- [Exercise directions]:
Tell how many lines in the data contain the string "Fabrik", using a single number as the whole reply.

Transcribed document page entries
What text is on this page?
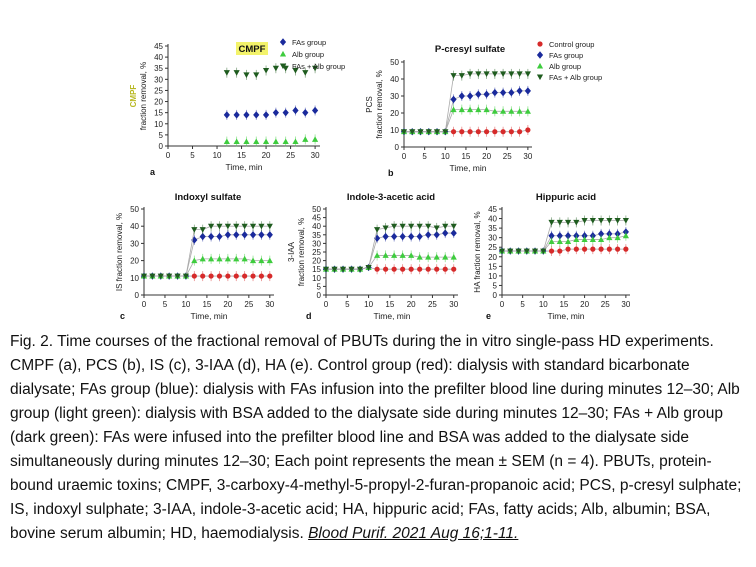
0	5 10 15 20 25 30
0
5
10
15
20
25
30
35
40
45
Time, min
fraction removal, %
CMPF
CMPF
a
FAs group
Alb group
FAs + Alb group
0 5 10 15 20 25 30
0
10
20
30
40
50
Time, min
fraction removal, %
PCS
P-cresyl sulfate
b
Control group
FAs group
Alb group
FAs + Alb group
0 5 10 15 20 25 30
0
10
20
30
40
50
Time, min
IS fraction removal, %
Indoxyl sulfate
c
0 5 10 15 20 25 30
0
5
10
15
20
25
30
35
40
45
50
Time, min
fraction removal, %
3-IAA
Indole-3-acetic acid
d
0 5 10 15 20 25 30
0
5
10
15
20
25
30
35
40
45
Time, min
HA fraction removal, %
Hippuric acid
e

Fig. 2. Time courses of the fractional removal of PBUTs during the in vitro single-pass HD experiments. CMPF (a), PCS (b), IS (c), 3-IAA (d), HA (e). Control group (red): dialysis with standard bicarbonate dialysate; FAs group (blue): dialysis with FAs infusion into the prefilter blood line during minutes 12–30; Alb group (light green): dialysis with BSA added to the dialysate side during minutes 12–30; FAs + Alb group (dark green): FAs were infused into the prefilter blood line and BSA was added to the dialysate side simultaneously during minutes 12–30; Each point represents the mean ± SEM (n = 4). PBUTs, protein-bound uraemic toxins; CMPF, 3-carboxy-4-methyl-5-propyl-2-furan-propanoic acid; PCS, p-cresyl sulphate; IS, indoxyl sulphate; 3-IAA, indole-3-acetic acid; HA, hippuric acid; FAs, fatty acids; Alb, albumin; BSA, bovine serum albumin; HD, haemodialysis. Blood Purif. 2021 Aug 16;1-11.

* * *

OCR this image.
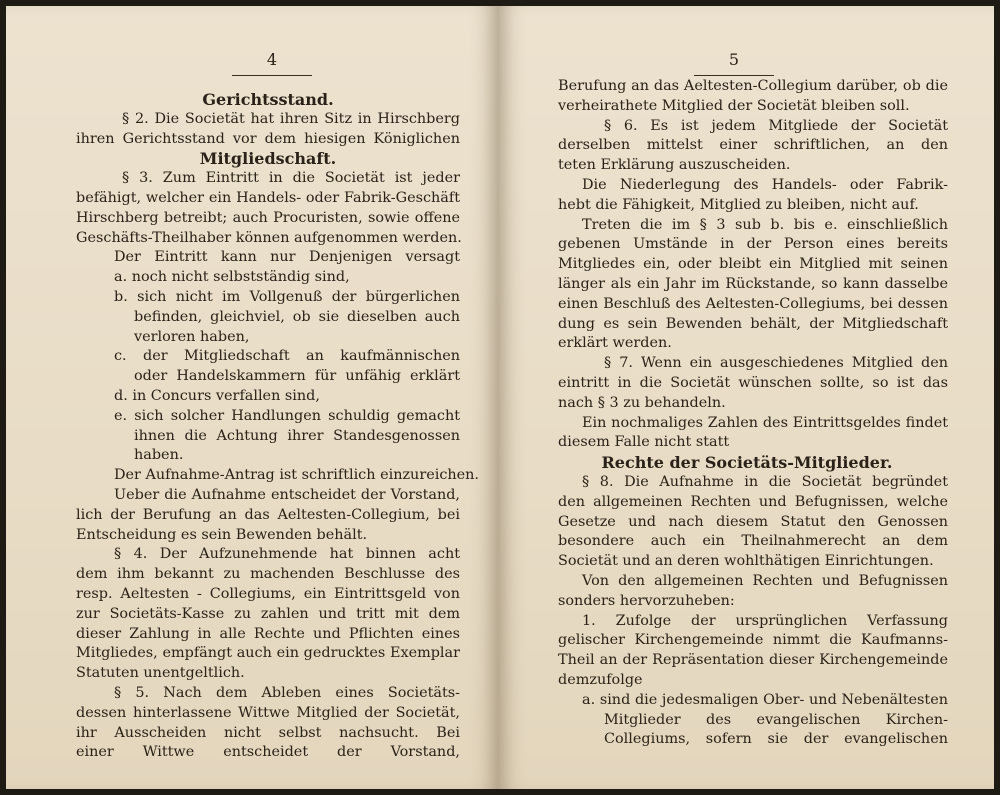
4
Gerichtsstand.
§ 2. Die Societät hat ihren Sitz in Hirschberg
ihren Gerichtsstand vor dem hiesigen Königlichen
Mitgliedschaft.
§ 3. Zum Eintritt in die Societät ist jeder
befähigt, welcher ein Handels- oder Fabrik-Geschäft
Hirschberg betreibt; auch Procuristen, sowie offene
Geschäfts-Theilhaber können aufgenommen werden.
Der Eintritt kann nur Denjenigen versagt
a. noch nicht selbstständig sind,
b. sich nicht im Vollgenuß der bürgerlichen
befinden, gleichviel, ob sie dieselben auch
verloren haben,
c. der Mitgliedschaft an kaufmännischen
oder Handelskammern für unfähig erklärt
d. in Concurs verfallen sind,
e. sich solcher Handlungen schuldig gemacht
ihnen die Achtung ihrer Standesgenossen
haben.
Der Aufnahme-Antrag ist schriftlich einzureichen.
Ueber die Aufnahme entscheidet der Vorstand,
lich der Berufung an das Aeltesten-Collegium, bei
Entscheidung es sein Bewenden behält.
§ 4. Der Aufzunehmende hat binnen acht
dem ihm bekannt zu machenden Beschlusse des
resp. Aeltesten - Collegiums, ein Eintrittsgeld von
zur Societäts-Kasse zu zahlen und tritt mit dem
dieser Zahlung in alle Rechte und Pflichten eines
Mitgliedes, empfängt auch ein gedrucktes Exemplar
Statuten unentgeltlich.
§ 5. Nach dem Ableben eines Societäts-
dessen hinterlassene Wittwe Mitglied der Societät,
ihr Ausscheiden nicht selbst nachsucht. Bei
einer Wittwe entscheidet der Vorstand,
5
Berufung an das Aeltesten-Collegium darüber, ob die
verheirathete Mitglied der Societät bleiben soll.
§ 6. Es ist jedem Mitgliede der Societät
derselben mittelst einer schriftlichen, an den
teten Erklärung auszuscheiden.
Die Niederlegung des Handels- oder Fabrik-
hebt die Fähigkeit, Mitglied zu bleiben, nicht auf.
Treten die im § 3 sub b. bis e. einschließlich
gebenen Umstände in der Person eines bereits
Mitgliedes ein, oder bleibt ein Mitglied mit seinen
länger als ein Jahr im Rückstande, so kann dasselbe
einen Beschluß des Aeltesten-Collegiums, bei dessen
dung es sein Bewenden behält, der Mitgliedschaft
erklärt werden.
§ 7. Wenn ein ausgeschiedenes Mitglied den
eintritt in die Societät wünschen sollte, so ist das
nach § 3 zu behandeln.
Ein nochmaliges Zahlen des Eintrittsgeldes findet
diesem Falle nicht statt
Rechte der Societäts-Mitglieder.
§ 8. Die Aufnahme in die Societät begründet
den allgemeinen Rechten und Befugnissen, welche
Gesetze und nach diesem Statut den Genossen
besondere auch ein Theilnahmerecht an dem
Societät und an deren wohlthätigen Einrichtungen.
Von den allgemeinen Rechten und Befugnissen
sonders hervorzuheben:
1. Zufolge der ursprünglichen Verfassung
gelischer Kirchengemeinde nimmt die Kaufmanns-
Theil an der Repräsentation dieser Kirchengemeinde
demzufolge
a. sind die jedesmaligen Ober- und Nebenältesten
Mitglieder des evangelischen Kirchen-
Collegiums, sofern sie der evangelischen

---

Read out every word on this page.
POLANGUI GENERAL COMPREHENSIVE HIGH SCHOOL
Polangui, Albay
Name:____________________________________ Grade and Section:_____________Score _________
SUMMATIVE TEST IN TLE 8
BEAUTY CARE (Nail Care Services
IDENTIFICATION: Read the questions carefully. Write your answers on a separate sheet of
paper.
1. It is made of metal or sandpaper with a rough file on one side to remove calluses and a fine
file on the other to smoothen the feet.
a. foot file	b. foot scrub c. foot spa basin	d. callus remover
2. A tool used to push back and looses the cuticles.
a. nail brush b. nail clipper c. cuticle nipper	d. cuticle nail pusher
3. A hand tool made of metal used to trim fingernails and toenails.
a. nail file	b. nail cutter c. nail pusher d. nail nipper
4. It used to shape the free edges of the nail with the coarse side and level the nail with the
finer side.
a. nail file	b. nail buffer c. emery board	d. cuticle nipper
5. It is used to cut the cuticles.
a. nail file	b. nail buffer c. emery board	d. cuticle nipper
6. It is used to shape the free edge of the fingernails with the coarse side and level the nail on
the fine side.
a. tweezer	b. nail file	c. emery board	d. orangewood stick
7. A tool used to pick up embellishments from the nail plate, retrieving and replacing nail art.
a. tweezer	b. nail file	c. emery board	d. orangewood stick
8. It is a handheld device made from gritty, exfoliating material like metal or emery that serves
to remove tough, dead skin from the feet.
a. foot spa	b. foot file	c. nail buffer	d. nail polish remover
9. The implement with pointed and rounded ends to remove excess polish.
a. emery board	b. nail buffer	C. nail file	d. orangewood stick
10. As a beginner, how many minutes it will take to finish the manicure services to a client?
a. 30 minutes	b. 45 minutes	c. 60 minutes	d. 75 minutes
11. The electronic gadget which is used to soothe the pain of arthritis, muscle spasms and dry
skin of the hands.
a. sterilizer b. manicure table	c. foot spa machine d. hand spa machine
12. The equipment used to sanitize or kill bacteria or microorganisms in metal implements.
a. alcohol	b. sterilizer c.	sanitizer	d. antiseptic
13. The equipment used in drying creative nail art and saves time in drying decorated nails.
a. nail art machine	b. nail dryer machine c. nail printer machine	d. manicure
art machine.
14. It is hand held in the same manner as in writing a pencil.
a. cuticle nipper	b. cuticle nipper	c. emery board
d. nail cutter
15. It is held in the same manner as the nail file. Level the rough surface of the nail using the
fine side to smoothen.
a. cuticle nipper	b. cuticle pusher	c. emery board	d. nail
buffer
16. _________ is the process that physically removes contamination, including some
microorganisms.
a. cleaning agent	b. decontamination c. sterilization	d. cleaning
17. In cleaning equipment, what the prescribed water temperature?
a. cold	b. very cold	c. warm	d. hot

- [Exercise result]:
2